===== Dataset
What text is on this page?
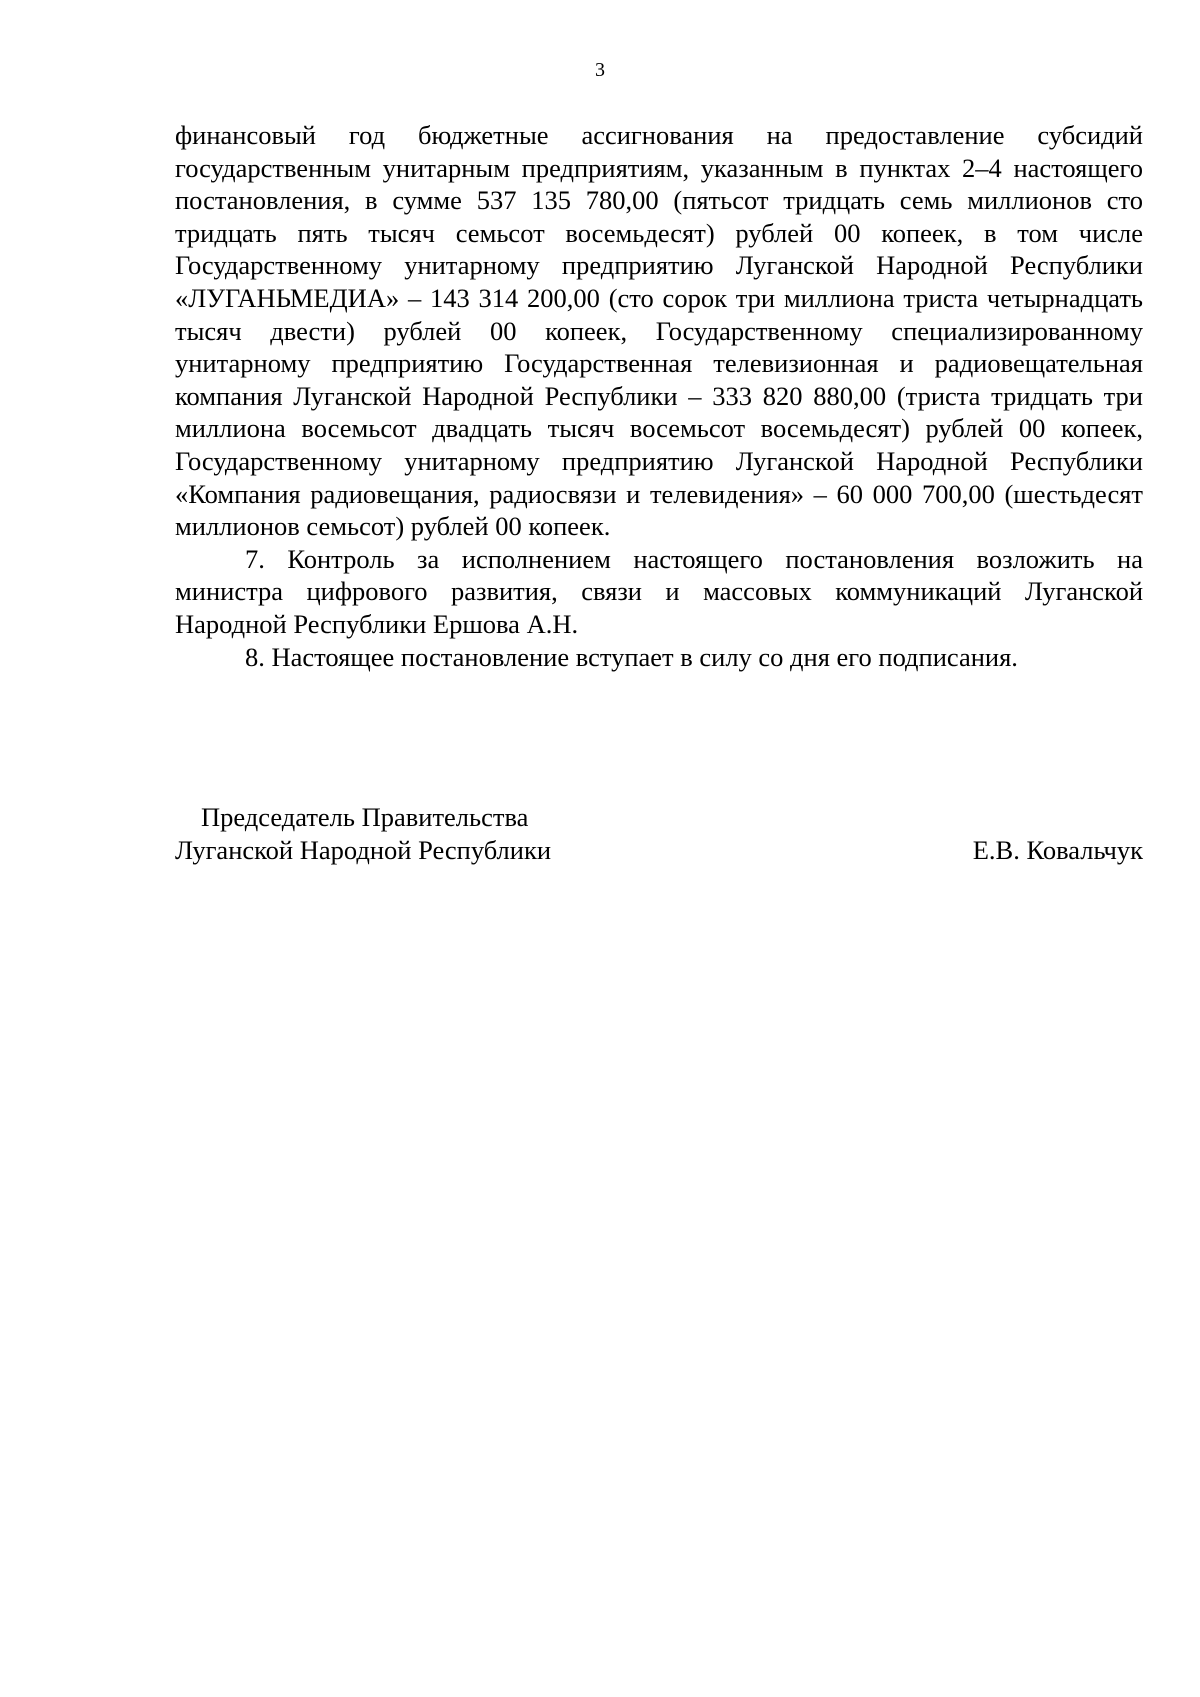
3

финансовый год бюджетные ассигнования на предоставление субсидий государственным унитарным предприятиям, указанным в пунктах 2–4 настоящего постановления, в сумме 537 135 780,00 (пятьсот тридцать семь миллионов сто тридцать пять тысяч семьсот восемьдесят) рублей 00 копеек, в том числе Государственному унитарному предприятию Луганской Народной Республики «ЛУГАНЬМЕДИА» – 143 314 200,00 (сто сорок три миллиона триста четырнадцать тысяч двести) рублей 00 копеек, Государственному специализированному унитарному предприятию Государственная телевизионная и радиовещательная компания Луганской Народной Республики – 333 820 880,00 (триста тридцать три миллиона восемьсот двадцать тысяч восемьсот восемьдесят) рублей 00 копеек, Государственному унитарному предприятию Луганской Народной Республики «Компания радиовещания, радиосвязи и телевидения» – 60 000 700,00 (шестьдесят миллионов семьсот) рублей 00 копеек.

7. Контроль за исполнением настоящего постановления возложить на министра цифрового развития, связи и массовых коммуникаций Луганской Народной Республики Ершова А.Н.

8. Настоящее постановление вступает в силу со дня его подписания.

Председатель Правительства
Луганской Народной Республики	Е.В. Ковальчук
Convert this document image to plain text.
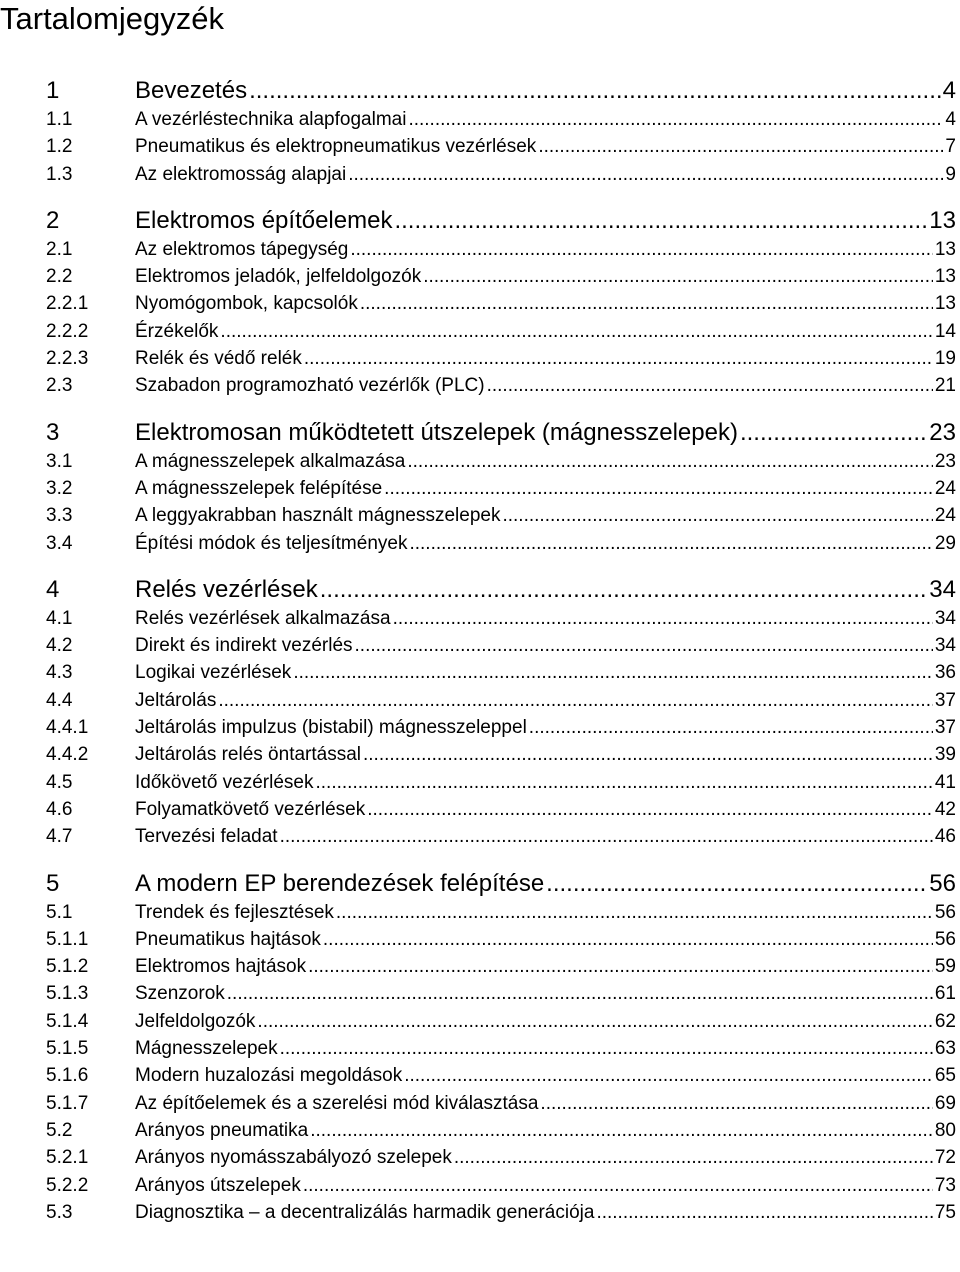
Tartalomjegyzék
1	Bevezetés .....	4
1.1	A vezérléstechnika alapfogalmai .....	4
1.2	Pneumatikus és elektropneumatikus vezérlések .....	7
1.3	Az elektromosság alapjai .....	9
2	Elektromos építőelemek .....	13
2.1	Az elektromos tápegység .....	13
2.2	Elektromos jeladók, jelfeldolgozók .....	13
2.2.1	Nyomógombok, kapcsolók .....	13
2.2.2	Érzékelők .....	14
2.2.3	Relék és védő relék .....	19
2.3	Szabadon programozható vezérlők (PLC) .....	21
3	Elektromosan működtetett útszelepek (mágnesszelepek) .....	23
3.1	A mágnesszelepek alkalmazása .....	23
3.2	A mágnesszelepek felépítése .....	24
3.3	A leggyakrabban használt mágnesszelepek .....	24
3.4	Építési módok és teljesítmények .....	29
4	Relés vezérlések .....	34
4.1	Relés vezérlések alkalmazása .....	34
4.2	Direkt és indirekt vezérlés .....	34
4.3	Logikai vezérlések .....	36
4.4	Jeltárolás .....	37
4.4.1	Jeltárolás impulzus (bistabil) mágnesszeleppel .....	37
4.4.2	Jeltárolás relés öntartással .....	39
4.5	Időkövető vezérlések .....	41
4.6	Folyamatkövető vezérlések .....	42
4.7	Tervezési feladat .....	46
5	A modern EP berendezések felépítése .....	56
5.1	Trendek és fejlesztések .....	56
5.1.1	Pneumatikus hajtások .....	56
5.1.2	Elektromos hajtások .....	59
5.1.3	Szenzorok .....	61
5.1.4	Jelfeldolgozók .....	62
5.1.5	Mágnesszelepek .....	63
5.1.6	Modern huzalozási megoldások .....	65
5.1.7	Az építőelemek és a szerelési mód kiválasztása .....	69
5.2	Arányos pneumatika .....	80
5.2.1	Arányos nyomásszabályozó szelepek .....	72
5.2.2	Arányos útszelepek .....	73
5.3	Diagnosztika – a decentralizálás harmadik generációja .....	75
==========
## What is being asked
Make an exact copy of every entry above, minus the images.

## Exercise output
What text is on this page?
3

финансовый год бюджетные ассигнования на предоставление субсидий государственным унитарным предприятиям, указанным в пунктах 2–4 настоящего постановления, в сумме 537 135 780,00 (пятьсот тридцать семь миллионов сто тридцать пять тысяч семьсот восемьдесят) рублей 00 копеек, в том числе Государственному унитарному предприятию Луганской Народной Республики «ЛУГАНЬМЕДИА» – 143 314 200,00 (сто сорок три миллиона триста четырнадцать тысяч двести) рублей 00 копеек, Государственному специализированному унитарному предприятию Государственная телевизионная и радиовещательная компания Луганской Народной Республики – 333 820 880,00 (триста тридцать три миллиона восемьсот двадцать тысяч восемьсот восемьдесят) рублей 00 копеек, Государственному унитарному предприятию Луганской Народной Республики «Компания радиовещания, радиосвязи и телевидения» – 60 000 700,00 (шестьдесят миллионов семьсот) рублей 00 копеек.

7. Контроль за исполнением настоящего постановления возложить на министра цифрового развития, связи и массовых коммуникаций Луганской Народной Республики Ершова А.Н.

8. Настоящее постановление вступает в силу со дня его подписания.

Председатель Правительства
Луганской Народной Республики	Е.В. Ковальчук
Convert this document image to plain text.
Tartalomjegyzék
1	Bevezetés .....	4
1.1	A vezérléstechnika alapfogalmai .....	4
1.2	Pneumatikus és elektropneumatikus vezérlések .....	7
1.3	Az elektromosság alapjai .....	9
2	Elektromos építőelemek .....	13
2.1	Az elektromos tápegység .....	13
2.2	Elektromos jeladók, jelfeldolgozók .....	13
2.2.1	Nyomógombok, kapcsolók .....	13
2.2.2	Érzékelők .....	14
2.2.3	Relék és védő relék .....	19
2.3	Szabadon programozható vezérlők (PLC) .....	21
3	Elektromosan működtetett útszelepek (mágnesszelepek) .....	23
3.1	A mágnesszelepek alkalmazása .....	23
3.2	A mágnesszelepek felépítése .....	24
3.3	A leggyakrabban használt mágnesszelepek .....	24
3.4	Építési módok és teljesítmények .....	29
4	Relés vezérlések .....	34
4.1	Relés vezérlések alkalmazása .....	34
4.2	Direkt és indirekt vezérlés .....	34
4.3	Logikai vezérlések .....	36
4.4	Jeltárolás .....	37
4.4.1	Jeltárolás impulzus (bistabil) mágnesszeleppel .....	37
4.4.2	Jeltárolás relés öntartással .....	39
4.5	Időkövető vezérlések .....	41
4.6	Folyamatkövető vezérlések .....	42
4.7	Tervezési feladat .....	46
5	A modern EP berendezések felépítése .....	56
5.1	Trendek és fejlesztések .....	56
5.1.1	Pneumatikus hajtások .....	56
5.1.2	Elektromos hajtások .....	59
5.1.3	Szenzorok .....	61
5.1.4	Jelfeldolgozók .....	62
5.1.5	Mágnesszelepek .....	63
5.1.6	Modern huzalozási megoldások .....	65
5.1.7	Az építőelemek és a szerelési mód kiválasztása .....	69
5.2	Arányos pneumatika .....	80
5.2.1	Arányos nyomásszabályozó szelepek .....	72
5.2.2	Arányos útszelepek .....	73
5.3	Diagnosztika – a decentralizálás harmadik generációja .....	75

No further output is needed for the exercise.